-- REQUIREMENT --
Your task is to print all of the data word for word.

— Start STORED DATA —

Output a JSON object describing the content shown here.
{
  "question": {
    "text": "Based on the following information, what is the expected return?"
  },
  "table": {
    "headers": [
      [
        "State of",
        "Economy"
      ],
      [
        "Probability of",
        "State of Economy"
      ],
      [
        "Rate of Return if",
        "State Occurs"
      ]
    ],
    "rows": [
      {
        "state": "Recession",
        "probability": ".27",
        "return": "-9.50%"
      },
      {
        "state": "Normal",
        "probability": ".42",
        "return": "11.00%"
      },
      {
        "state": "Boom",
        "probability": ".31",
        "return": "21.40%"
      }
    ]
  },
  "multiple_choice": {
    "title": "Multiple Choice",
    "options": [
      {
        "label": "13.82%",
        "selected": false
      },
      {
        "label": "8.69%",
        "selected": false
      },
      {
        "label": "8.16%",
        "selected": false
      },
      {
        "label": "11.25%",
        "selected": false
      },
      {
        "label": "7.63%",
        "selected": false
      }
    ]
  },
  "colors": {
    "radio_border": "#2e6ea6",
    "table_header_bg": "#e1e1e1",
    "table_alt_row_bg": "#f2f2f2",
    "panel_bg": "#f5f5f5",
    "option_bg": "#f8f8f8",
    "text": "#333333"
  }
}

— End STORED DATA —

-- RESULT --
Output a JSON object describing the content shown here.
{
  "question": {
    "text": "Based on the following information, what is the expected return?"
  },
  "table": {
    "headers": [
      [
        "State of",
        "Economy"
      ],
      [
        "Probability of",
        "State of Economy"
      ],
      [
        "Rate of Return if",
        "State Occurs"
      ]
    ],
    "rows": [
      {
        "state": "Recession",
        "probability": ".27",
        "return": "-9.50%"
      },
      {
        "state": "Normal",
        "probability": ".42",
        "return": "11.00%"
      },
      {
        "state": "Boom",
        "probability": ".31",
        "return": "21.40%"
      }
    ]
  },
  "multiple_choice": {
    "title": "Multiple Choice",
    "options": [
      {
        "label": "13.82%",
        "selected": false
      },
      {
        "label": "8.69%",
        "selected": false
      },
      {
        "label": "8.16%",
        "selected": false
      },
      {
        "label": "11.25%",
        "selected": false
      },
      {
        "label": "7.63%",
        "selected": false
      }
    ]
  },
  "colors": {
    "radio_border": "#2e6ea6",
    "table_header_bg": "#e1e1e1",
    "table_alt_row_bg": "#f2f2f2",
    "panel_bg": "#f5f5f5",
    "option_bg": "#f8f8f8",
    "text": "#333333"
  }
}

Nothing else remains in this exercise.